Exercise objective: Only the pictures stay out; every record is to be quoted exactly.

** Start **

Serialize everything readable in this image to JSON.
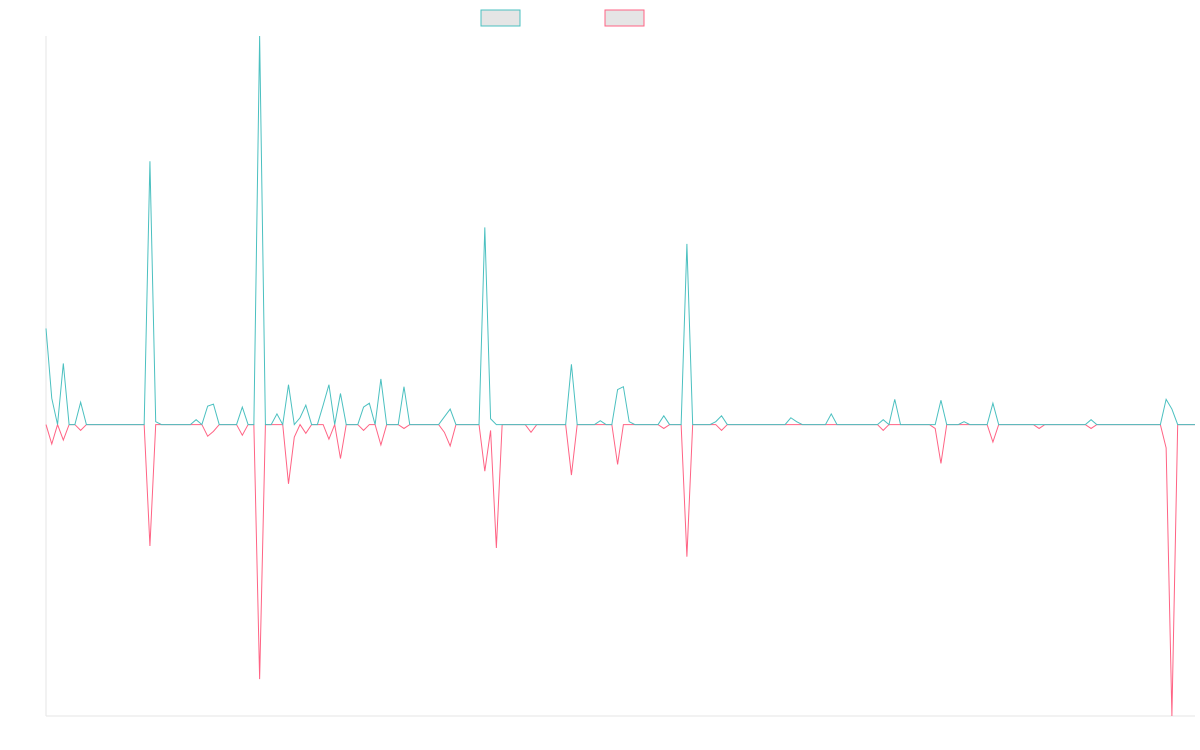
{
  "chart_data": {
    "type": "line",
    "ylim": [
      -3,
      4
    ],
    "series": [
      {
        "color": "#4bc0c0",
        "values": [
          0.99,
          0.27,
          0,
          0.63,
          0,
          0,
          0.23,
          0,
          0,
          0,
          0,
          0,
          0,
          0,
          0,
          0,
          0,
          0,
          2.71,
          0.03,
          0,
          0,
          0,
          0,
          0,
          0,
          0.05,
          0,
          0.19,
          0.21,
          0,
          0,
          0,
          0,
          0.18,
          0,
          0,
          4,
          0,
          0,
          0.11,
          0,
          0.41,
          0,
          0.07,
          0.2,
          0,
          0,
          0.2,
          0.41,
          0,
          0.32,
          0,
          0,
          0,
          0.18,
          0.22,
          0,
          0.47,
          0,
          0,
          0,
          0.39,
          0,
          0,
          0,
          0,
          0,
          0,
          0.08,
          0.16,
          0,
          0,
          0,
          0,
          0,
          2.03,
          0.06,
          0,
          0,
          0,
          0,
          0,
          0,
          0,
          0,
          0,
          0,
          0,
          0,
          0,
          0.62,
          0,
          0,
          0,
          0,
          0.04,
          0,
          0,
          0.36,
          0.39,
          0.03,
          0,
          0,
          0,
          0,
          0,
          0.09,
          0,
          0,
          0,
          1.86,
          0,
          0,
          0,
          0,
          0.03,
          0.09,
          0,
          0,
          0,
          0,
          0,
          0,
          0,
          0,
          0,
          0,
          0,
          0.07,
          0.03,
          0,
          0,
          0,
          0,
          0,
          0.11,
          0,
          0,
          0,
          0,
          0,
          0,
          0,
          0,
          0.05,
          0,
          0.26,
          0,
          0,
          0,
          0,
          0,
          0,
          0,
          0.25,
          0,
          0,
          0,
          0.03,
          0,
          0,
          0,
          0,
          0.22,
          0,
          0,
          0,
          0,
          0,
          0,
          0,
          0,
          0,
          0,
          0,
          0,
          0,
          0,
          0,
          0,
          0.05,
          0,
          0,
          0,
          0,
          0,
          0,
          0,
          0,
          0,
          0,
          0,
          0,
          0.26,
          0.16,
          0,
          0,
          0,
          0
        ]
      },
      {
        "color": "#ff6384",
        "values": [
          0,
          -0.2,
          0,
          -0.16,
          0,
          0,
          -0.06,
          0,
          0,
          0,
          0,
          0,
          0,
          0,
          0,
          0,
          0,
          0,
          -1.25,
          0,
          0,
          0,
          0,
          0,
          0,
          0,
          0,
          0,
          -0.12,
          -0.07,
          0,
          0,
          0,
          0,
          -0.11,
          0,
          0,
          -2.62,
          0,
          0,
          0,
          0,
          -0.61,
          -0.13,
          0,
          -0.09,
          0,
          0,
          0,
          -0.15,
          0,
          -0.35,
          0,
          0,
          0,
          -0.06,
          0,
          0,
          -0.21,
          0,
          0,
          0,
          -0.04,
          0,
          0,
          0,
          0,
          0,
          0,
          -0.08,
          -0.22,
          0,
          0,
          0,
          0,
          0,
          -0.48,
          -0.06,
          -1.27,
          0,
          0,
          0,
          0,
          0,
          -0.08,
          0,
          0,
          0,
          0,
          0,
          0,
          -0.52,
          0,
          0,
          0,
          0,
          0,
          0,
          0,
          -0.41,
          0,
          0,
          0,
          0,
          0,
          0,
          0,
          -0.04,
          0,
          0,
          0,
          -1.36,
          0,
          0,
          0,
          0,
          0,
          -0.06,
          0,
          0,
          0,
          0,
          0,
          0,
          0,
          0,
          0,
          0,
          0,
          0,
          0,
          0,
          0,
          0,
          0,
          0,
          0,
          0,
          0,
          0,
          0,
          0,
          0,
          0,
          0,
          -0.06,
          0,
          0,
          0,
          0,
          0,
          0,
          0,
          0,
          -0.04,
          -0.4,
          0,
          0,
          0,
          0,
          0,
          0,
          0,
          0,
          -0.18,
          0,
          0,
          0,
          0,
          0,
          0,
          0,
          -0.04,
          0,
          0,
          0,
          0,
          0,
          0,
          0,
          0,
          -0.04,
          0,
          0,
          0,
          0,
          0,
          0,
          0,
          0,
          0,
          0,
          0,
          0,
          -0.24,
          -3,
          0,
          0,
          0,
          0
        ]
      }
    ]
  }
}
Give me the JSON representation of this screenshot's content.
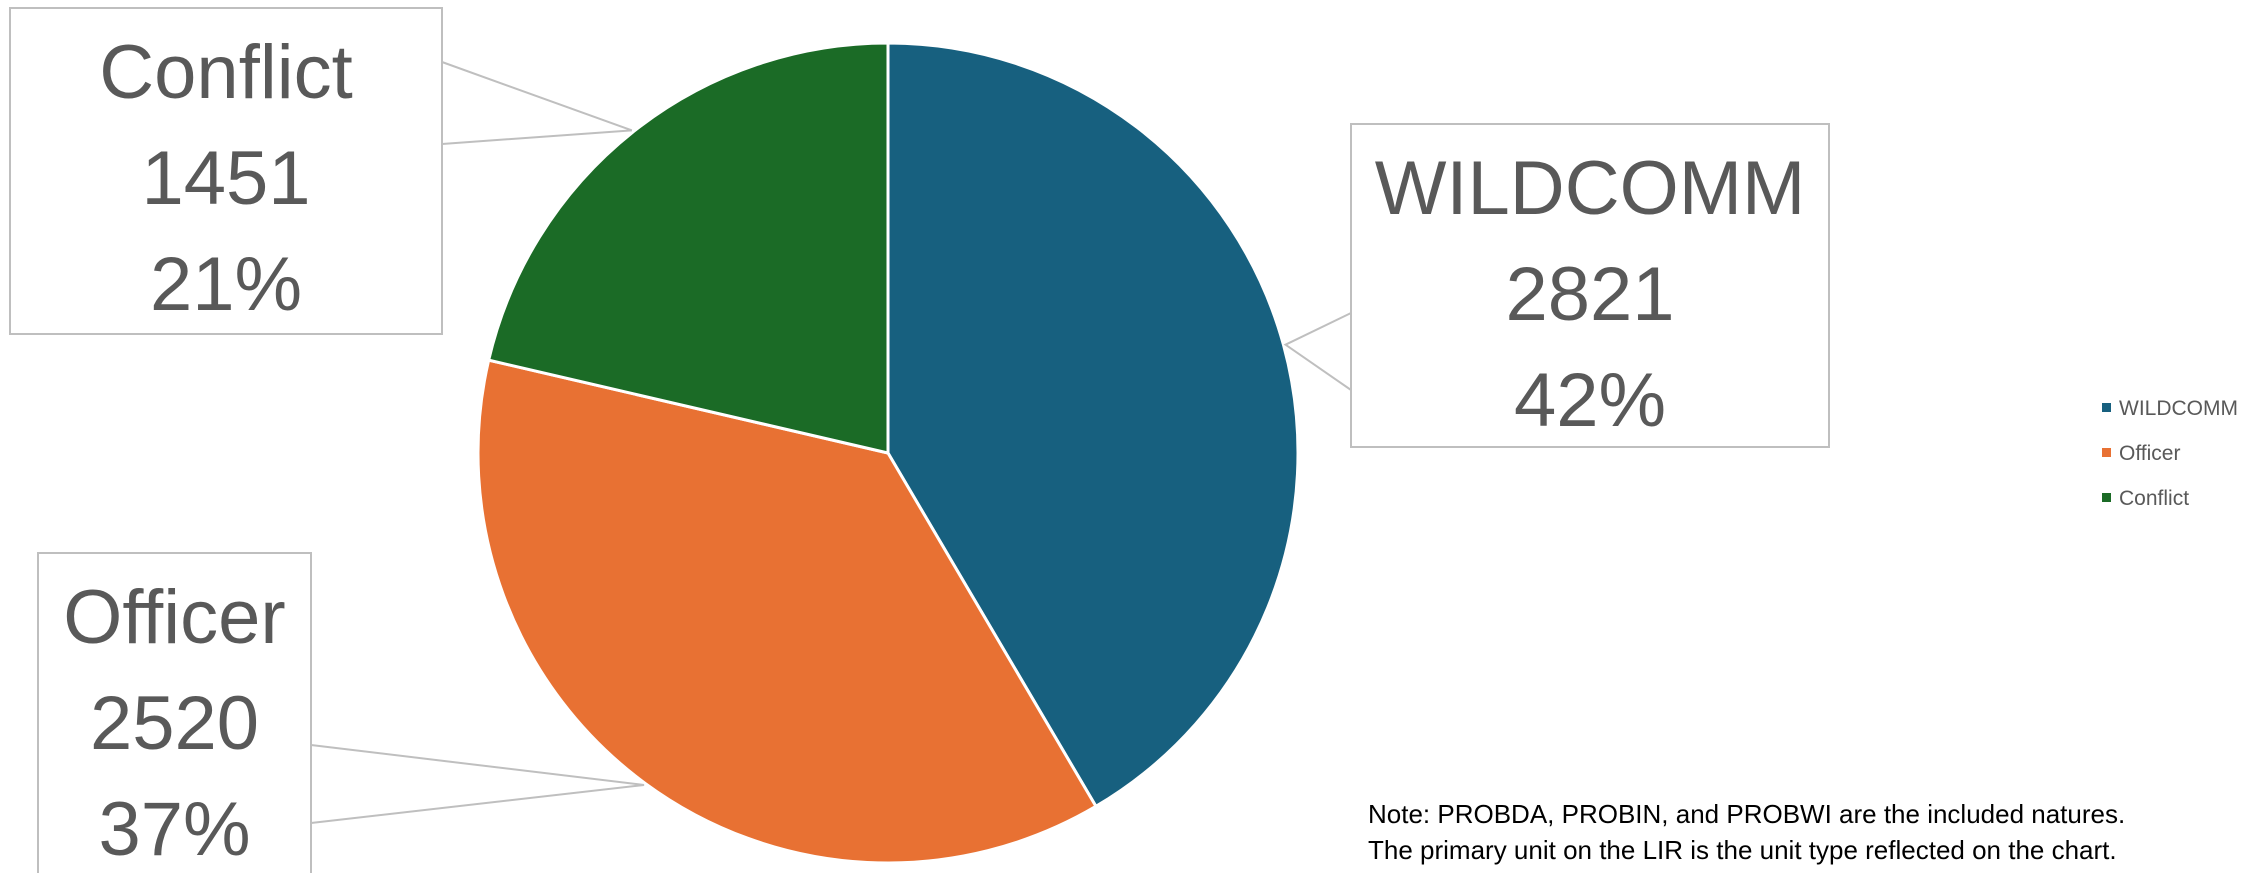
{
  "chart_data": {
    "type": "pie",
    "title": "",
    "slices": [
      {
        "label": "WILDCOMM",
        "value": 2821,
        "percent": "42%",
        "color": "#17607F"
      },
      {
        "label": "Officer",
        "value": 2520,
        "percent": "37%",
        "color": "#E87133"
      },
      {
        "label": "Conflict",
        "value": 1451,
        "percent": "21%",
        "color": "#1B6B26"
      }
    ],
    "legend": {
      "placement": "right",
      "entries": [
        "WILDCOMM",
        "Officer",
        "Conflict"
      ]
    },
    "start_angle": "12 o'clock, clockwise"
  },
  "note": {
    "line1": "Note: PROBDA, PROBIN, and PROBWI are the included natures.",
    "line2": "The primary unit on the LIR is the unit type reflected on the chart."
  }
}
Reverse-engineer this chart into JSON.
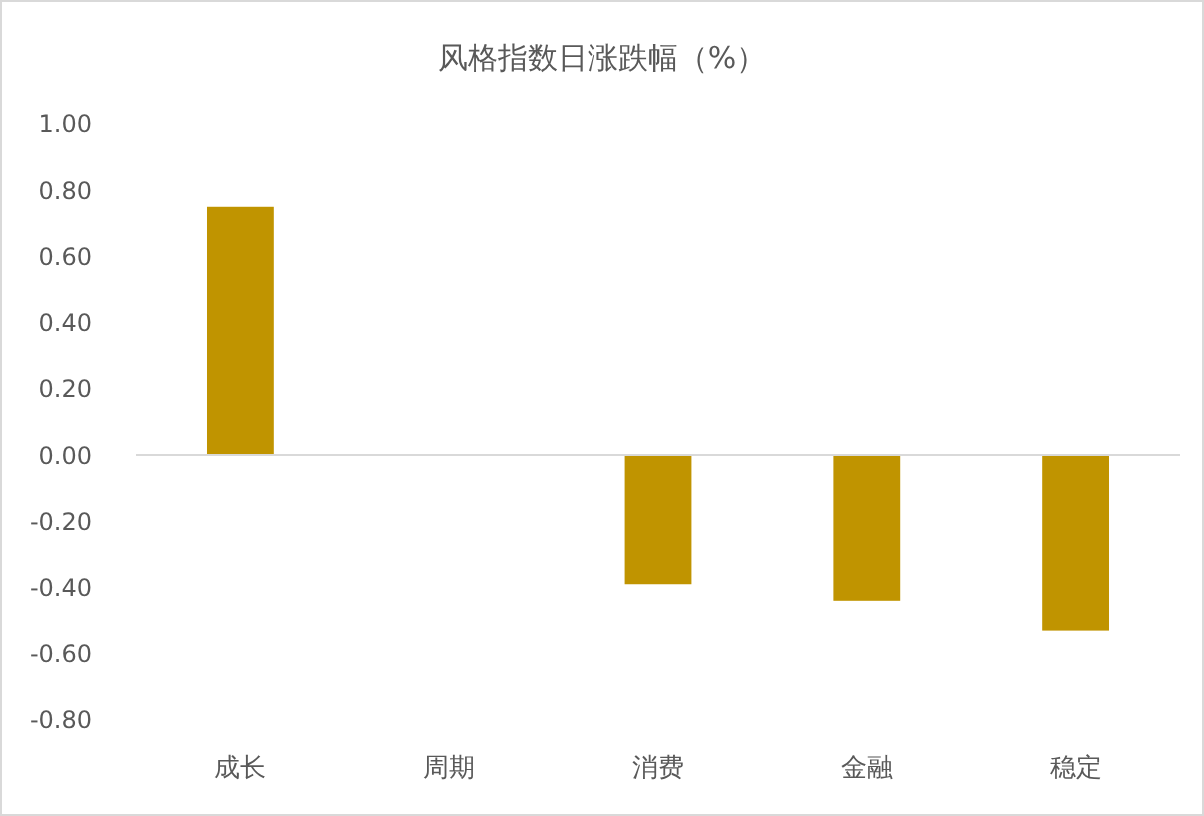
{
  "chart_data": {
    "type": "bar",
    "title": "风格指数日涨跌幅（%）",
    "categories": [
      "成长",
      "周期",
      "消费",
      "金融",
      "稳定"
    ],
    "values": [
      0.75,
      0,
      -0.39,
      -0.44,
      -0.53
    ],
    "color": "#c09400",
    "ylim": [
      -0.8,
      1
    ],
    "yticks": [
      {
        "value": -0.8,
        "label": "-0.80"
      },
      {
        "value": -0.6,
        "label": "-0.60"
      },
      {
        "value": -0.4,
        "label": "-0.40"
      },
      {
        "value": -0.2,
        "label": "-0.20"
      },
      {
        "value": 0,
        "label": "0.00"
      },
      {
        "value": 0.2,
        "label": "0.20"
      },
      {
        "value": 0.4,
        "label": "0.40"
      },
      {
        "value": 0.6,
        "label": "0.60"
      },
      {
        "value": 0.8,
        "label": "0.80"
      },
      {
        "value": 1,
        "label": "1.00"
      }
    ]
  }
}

** End **

Response to the task:
Serialize everything readable in this image to JSON.
{
  "chart_data": {
    "type": "line",
    "ylim": [
      -3,
      4
    ],
    "series": [
      {
        "color": "#4bc0c0",
        "values": [
          0.99,
          0.27,
          0,
          0.63,
          0,
          0,
          0.23,
          0,
          0,
          0,
          0,
          0,
          0,
          0,
          0,
          0,
          0,
          0,
          2.71,
          0.03,
          0,
          0,
          0,
          0,
          0,
          0,
          0.05,
          0,
          0.19,
          0.21,
          0,
          0,
          0,
          0,
          0.18,
          0,
          0,
          4,
          0,
          0,
          0.11,
          0,
          0.41,
          0,
          0.07,
          0.2,
          0,
          0,
          0.2,
          0.41,
          0,
          0.32,
          0,
          0,
          0,
          0.18,
          0.22,
          0,
          0.47,
          0,
          0,
          0,
          0.39,
          0,
          0,
          0,
          0,
          0,
          0,
          0.08,
          0.16,
          0,
          0,
          0,
          0,
          0,
          2.03,
          0.06,
          0,
          0,
          0,
          0,
          0,
          0,
          0,
          0,
          0,
          0,
          0,
          0,
          0,
          0.62,
          0,
          0,
          0,
          0,
          0.04,
          0,
          0,
          0.36,
          0.39,
          0.03,
          0,
          0,
          0,
          0,
          0,
          0.09,
          0,
          0,
          0,
          1.86,
          0,
          0,
          0,
          0,
          0.03,
          0.09,
          0,
          0,
          0,
          0,
          0,
          0,
          0,
          0,
          0,
          0,
          0,
          0.07,
          0.03,
          0,
          0,
          0,
          0,
          0,
          0.11,
          0,
          0,
          0,
          0,
          0,
          0,
          0,
          0,
          0.05,
          0,
          0.26,
          0,
          0,
          0,
          0,
          0,
          0,
          0,
          0.25,
          0,
          0,
          0,
          0.03,
          0,
          0,
          0,
          0,
          0.22,
          0,
          0,
          0,
          0,
          0,
          0,
          0,
          0,
          0,
          0,
          0,
          0,
          0,
          0,
          0,
          0,
          0.05,
          0,
          0,
          0,
          0,
          0,
          0,
          0,
          0,
          0,
          0,
          0,
          0,
          0.26,
          0.16,
          0,
          0,
          0,
          0
        ]
      },
      {
        "color": "#ff6384",
        "values": [
          0,
          -0.2,
          0,
          -0.16,
          0,
          0,
          -0.06,
          0,
          0,
          0,
          0,
          0,
          0,
          0,
          0,
          0,
          0,
          0,
          -1.25,
          0,
          0,
          0,
          0,
          0,
          0,
          0,
          0,
          0,
          -0.12,
          -0.07,
          0,
          0,
          0,
          0,
          -0.11,
          0,
          0,
          -2.62,
          0,
          0,
          0,
          0,
          -0.61,
          -0.13,
          0,
          -0.09,
          0,
          0,
          0,
          -0.15,
          0,
          -0.35,
          0,
          0,
          0,
          -0.06,
          0,
          0,
          -0.21,
          0,
          0,
          0,
          -0.04,
          0,
          0,
          0,
          0,
          0,
          0,
          -0.08,
          -0.22,
          0,
          0,
          0,
          0,
          0,
          -0.48,
          -0.06,
          -1.27,
          0,
          0,
          0,
          0,
          0,
          -0.08,
          0,
          0,
          0,
          0,
          0,
          0,
          -0.52,
          0,
          0,
          0,
          0,
          0,
          0,
          0,
          -0.41,
          0,
          0,
          0,
          0,
          0,
          0,
          0,
          -0.04,
          0,
          0,
          0,
          -1.36,
          0,
          0,
          0,
          0,
          0,
          -0.06,
          0,
          0,
          0,
          0,
          0,
          0,
          0,
          0,
          0,
          0,
          0,
          0,
          0,
          0,
          0,
          0,
          0,
          0,
          0,
          0,
          0,
          0,
          0,
          0,
          0,
          0,
          0,
          -0.06,
          0,
          0,
          0,
          0,
          0,
          0,
          0,
          0,
          -0.04,
          -0.4,
          0,
          0,
          0,
          0,
          0,
          0,
          0,
          0,
          -0.18,
          0,
          0,
          0,
          0,
          0,
          0,
          0,
          -0.04,
          0,
          0,
          0,
          0,
          0,
          0,
          0,
          0,
          -0.04,
          0,
          0,
          0,
          0,
          0,
          0,
          0,
          0,
          0,
          0,
          0,
          0,
          -0.24,
          -3,
          0,
          0,
          0,
          0
        ]
      }
    ]
  }
}
Give me the JSON representation of this screenshot's content.
{
  "chart_data": {
    "type": "pie",
    "title": "",
    "slices": [
      {
        "label": "WILDCOMM",
        "value": 2821,
        "percent": "42%",
        "color": "#17607F"
      },
      {
        "label": "Officer",
        "value": 2520,
        "percent": "37%",
        "color": "#E87133"
      },
      {
        "label": "Conflict",
        "value": 1451,
        "percent": "21%",
        "color": "#1B6B26"
      }
    ],
    "legend": {
      "placement": "right",
      "entries": [
        "WILDCOMM",
        "Officer",
        "Conflict"
      ]
    },
    "start_angle": "12 o'clock, clockwise"
  },
  "note": {
    "line1": "Note: PROBDA, PROBIN, and PROBWI are the included natures.",
    "line2": "The primary unit on the LIR is the unit type reflected on the chart."
  }
}
Reverse-engineer this chart into JSON.
{
  "chart_data": {
    "type": "bar",
    "title": "风格指数日涨跌幅（%）",
    "categories": [
      "成长",
      "周期",
      "消费",
      "金融",
      "稳定"
    ],
    "values": [
      0.75,
      0,
      -0.39,
      -0.44,
      -0.53
    ],
    "color": "#c09400",
    "ylim": [
      -0.8,
      1
    ],
    "yticks": [
      {
        "value": -0.8,
        "label": "-0.80"
      },
      {
        "value": -0.6,
        "label": "-0.60"
      },
      {
        "value": -0.4,
        "label": "-0.40"
      },
      {
        "value": -0.2,
        "label": "-0.20"
      },
      {
        "value": 0,
        "label": "0.00"
      },
      {
        "value": 0.2,
        "label": "0.20"
      },
      {
        "value": 0.4,
        "label": "0.40"
      },
      {
        "value": 0.6,
        "label": "0.60"
      },
      {
        "value": 0.8,
        "label": "0.80"
      },
      {
        "value": 1,
        "label": "1.00"
      }
    ]
  }
}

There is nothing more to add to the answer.